Dataset entries
begin

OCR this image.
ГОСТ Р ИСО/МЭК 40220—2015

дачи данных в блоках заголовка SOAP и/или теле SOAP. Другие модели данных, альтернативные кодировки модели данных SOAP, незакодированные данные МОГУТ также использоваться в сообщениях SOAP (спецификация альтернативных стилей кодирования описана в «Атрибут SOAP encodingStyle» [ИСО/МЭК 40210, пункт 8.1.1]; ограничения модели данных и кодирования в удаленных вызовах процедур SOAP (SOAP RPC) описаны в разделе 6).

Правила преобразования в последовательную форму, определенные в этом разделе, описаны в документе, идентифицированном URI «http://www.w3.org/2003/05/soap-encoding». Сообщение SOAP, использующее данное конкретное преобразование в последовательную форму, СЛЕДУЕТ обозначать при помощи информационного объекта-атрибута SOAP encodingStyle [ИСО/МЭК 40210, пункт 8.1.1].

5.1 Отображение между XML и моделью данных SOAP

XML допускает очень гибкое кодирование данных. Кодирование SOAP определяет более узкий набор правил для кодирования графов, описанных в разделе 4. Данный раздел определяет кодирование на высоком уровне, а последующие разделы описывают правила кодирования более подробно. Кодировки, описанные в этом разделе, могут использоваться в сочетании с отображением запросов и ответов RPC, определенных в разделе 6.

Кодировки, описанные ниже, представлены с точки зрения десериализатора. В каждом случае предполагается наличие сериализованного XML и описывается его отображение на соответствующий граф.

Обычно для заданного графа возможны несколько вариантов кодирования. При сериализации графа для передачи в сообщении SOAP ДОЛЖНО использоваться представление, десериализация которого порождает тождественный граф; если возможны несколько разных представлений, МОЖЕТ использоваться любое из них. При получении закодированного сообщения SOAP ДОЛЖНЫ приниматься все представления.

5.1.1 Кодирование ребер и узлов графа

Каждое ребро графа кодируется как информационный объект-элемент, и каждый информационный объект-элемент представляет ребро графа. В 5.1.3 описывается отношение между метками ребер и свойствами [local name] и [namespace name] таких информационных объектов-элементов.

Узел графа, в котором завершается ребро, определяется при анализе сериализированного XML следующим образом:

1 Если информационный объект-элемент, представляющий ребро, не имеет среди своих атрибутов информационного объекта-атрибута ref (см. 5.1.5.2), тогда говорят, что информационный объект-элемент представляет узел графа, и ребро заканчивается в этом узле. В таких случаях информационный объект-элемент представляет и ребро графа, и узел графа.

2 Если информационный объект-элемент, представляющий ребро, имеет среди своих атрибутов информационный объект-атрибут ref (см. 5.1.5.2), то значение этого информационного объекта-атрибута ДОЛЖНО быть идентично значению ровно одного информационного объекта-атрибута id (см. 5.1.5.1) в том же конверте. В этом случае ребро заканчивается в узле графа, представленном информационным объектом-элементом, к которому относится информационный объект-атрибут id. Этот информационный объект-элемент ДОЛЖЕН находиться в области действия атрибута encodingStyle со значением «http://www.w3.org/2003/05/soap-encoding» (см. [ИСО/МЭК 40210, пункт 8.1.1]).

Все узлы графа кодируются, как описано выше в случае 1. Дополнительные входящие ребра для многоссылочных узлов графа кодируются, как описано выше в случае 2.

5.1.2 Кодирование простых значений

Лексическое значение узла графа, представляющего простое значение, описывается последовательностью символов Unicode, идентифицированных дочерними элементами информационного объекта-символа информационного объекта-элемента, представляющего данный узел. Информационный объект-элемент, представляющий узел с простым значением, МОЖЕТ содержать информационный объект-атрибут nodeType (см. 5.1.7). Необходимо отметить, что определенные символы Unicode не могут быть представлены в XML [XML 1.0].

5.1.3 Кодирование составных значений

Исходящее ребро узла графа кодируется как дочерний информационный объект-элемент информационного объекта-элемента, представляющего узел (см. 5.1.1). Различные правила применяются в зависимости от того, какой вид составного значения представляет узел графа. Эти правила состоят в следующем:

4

end

* REQUIREMENT:
Look through the data and gather every line with the string "атрибута" in it.

* EXPECTED ANSWER:
Правила преобразования в последовательную форму, определенные в этом разделе, описаны в документе, идентифицированном URI «http://www.w3.org/2003/05/soap-encoding». Сообщение SOAP, использующее данное конкретное преобразование в последовательную форму, СЛЕДУЕТ обозначать при помощи информационного объекта-атрибута SOAP encodingStyle [ИСО/МЭК 40210, пункт 8.1.1].
1 Если информационный объект-элемент, представляющий ребро, не имеет среди своих атрибутов информационного объекта-атрибута ref (см. 5.1.5.2), тогда говорят, что информационный объект-элемент представляет узел графа, и ребро заканчивается в этом узле. В таких случаях информационный объект-элемент представляет и ребро графа, и узел графа.
2 Если информационный объект-элемент, представляющий ребро, имеет среди своих атрибутов информационный объект-атрибут ref (см. 5.1.5.2), то значение этого информационного объекта-атрибута ДОЛЖНО быть идентично значению ровно одного информационного объекта-атрибута id (см. 5.1.5.1) в том же конверте. В этом случае ребро заканчивается в узле графа, представленном информационным объектом-элементом, к которому относится информационный объект-атрибут id. Этот информационный объект-элемент ДОЛЖЕН находиться в области действия атрибута encodingStyle со значением «http://www.w3.org/2003/05/soap-encoding» (см. [ИСО/МЭК 40210, пункт 8.1.1]).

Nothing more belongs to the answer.